## Written exercise
Each line below should be quoted exactly, please.

## The input
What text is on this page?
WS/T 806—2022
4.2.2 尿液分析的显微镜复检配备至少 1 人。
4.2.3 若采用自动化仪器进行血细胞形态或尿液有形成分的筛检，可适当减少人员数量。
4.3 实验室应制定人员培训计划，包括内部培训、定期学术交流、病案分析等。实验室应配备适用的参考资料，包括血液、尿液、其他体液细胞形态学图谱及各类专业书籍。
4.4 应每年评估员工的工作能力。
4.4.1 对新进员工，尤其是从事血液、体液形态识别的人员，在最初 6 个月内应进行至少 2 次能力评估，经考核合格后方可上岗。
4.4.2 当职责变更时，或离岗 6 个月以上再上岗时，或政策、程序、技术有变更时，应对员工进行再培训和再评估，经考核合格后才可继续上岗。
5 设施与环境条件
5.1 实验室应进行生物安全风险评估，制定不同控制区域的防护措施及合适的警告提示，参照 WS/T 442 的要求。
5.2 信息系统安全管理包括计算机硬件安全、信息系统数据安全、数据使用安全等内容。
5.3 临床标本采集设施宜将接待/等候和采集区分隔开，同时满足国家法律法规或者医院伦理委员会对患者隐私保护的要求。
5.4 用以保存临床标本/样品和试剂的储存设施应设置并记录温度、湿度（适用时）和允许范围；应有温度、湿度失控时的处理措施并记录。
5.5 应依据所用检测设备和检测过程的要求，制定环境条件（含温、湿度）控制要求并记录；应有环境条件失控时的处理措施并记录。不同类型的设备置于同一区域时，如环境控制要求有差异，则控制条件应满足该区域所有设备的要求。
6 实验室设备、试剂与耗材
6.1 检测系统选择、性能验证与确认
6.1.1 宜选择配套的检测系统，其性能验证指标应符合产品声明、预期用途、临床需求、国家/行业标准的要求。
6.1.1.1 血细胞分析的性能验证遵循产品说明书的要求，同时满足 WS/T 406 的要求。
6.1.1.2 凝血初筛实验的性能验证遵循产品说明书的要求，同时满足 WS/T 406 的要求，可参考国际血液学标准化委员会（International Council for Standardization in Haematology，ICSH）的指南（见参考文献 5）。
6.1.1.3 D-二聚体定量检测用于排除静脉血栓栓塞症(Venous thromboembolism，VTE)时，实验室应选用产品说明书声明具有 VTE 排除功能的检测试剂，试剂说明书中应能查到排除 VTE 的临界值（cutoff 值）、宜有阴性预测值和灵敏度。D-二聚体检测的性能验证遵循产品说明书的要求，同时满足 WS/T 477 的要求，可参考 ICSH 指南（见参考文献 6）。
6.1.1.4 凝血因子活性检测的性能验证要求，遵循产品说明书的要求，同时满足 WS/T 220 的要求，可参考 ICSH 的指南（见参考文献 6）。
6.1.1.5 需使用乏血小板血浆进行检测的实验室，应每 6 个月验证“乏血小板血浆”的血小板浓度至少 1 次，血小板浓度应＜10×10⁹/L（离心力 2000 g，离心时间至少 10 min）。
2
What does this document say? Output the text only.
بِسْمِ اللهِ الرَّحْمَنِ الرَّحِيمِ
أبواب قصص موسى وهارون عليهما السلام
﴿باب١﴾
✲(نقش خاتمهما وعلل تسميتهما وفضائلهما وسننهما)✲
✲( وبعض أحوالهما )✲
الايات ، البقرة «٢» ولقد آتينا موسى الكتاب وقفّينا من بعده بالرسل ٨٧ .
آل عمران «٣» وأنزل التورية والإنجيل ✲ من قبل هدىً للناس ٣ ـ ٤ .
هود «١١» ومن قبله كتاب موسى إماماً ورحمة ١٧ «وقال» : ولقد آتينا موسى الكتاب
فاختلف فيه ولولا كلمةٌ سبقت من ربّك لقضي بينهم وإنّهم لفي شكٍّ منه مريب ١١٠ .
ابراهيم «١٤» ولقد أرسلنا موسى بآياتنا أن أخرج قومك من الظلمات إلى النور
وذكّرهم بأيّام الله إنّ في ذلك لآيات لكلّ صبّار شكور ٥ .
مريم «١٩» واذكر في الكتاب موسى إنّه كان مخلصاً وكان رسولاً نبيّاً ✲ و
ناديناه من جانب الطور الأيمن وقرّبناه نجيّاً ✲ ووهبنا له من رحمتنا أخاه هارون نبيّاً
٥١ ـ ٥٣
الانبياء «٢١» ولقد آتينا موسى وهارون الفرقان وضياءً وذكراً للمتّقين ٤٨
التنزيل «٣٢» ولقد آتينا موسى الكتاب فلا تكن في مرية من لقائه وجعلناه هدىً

## Output of the task
What text is on this page?
WS/T 806—2022
4.2.2 尿液分析的显微镜复检配备至少 1 人。
4.2.3 若采用自动化仪器进行血细胞形态或尿液有形成分的筛检，可适当减少人员数量。
4.3 实验室应制定人员培训计划，包括内部培训、定期学术交流、病案分析等。实验室应配备适用的参考资料，包括血液、尿液、其他体液细胞形态学图谱及各类专业书籍。
4.4 应每年评估员工的工作能力。
4.4.1 对新进员工，尤其是从事血液、体液形态识别的人员，在最初 6 个月内应进行至少 2 次能力评估，经考核合格后方可上岗。
4.4.2 当职责变更时，或离岗 6 个月以上再上岗时，或政策、程序、技术有变更时，应对员工进行再培训和再评估，经考核合格后才可继续上岗。
5 设施与环境条件
5.1 实验室应进行生物安全风险评估，制定不同控制区域的防护措施及合适的警告提示，参照 WS/T 442 的要求。
5.2 信息系统安全管理包括计算机硬件安全、信息系统数据安全、数据使用安全等内容。
5.3 临床标本采集设施宜将接待/等候和采集区分隔开，同时满足国家法律法规或者医院伦理委员会对患者隐私保护的要求。
5.4 用以保存临床标本/样品和试剂的储存设施应设置并记录温度、湿度（适用时）和允许范围；应有温度、湿度失控时的处理措施并记录。
5.5 应依据所用检测设备和检测过程的要求，制定环境条件（含温、湿度）控制要求并记录；应有环境条件失控时的处理措施并记录。不同类型的设备置于同一区域时，如环境控制要求有差异，则控制条件应满足该区域所有设备的要求。
6 实验室设备、试剂与耗材
6.1 检测系统选择、性能验证与确认
6.1.1 宜选择配套的检测系统，其性能验证指标应符合产品声明、预期用途、临床需求、国家/行业标准的要求。
6.1.1.1 血细胞分析的性能验证遵循产品说明书的要求，同时满足 WS/T 406 的要求。
6.1.1.2 凝血初筛实验的性能验证遵循产品说明书的要求，同时满足 WS/T 406 的要求，可参考国际血液学标准化委员会（International Council for Standardization in Haematology，ICSH）的指南（见参考文献 5）。
6.1.1.3 D-二聚体定量检测用于排除静脉血栓栓塞症(Venous thromboembolism，VTE)时，实验室应选用产品说明书声明具有 VTE 排除功能的检测试剂，试剂说明书中应能查到排除 VTE 的临界值（cutoff 值）、宜有阴性预测值和灵敏度。D-二聚体检测的性能验证遵循产品说明书的要求，同时满足 WS/T 477 的要求，可参考 ICSH 指南（见参考文献 6）。
6.1.1.4 凝血因子活性检测的性能验证要求，遵循产品说明书的要求，同时满足 WS/T 220 的要求，可参考 ICSH 的指南（见参考文献 6）。
6.1.1.5 需使用乏血小板血浆进行检测的实验室，应每 6 个月验证“乏血小板血浆”的血小板浓度至少 1 次，血小板浓度应＜10×10⁹/L（离心力 2000 g，离心时间至少 10 min）。
2
What does this document say? Output the text only.
بِسْمِ اللهِ الرَّحْمَنِ الرَّحِيمِ
أبواب قصص موسى وهارون عليهما السلام
﴿باب١﴾
✲(نقش خاتمهما وعلل تسميتهما وفضائلهما وسننهما)✲
✲( وبعض أحوالهما )✲
الايات ، البقرة «٢» ولقد آتينا موسى الكتاب وقفّينا من بعده بالرسل ٨٧ .
آل عمران «٣» وأنزل التورية والإنجيل ✲ من قبل هدىً للناس ٣ ـ ٤ .
هود «١١» ومن قبله كتاب موسى إماماً ورحمة ١٧ «وقال» : ولقد آتينا موسى الكتاب
فاختلف فيه ولولا كلمةٌ سبقت من ربّك لقضي بينهم وإنّهم لفي شكٍّ منه مريب ١١٠ .
ابراهيم «١٤» ولقد أرسلنا موسى بآياتنا أن أخرج قومك من الظلمات إلى النور
وذكّرهم بأيّام الله إنّ في ذلك لآيات لكلّ صبّار شكور ٥ .
مريم «١٩» واذكر في الكتاب موسى إنّه كان مخلصاً وكان رسولاً نبيّاً ✲ و
ناديناه من جانب الطور الأيمن وقرّبناه نجيّاً ✲ ووهبنا له من رحمتنا أخاه هارون نبيّاً
٥١ ـ ٥٣
الانبياء «٢١» ولقد آتينا موسى وهارون الفرقان وضياءً وذكراً للمتّقين ٤٨
التنزيل «٣٢» ولقد آتينا موسى الكتاب فلا تكن في مرية من لقائه وجعلناه هدىً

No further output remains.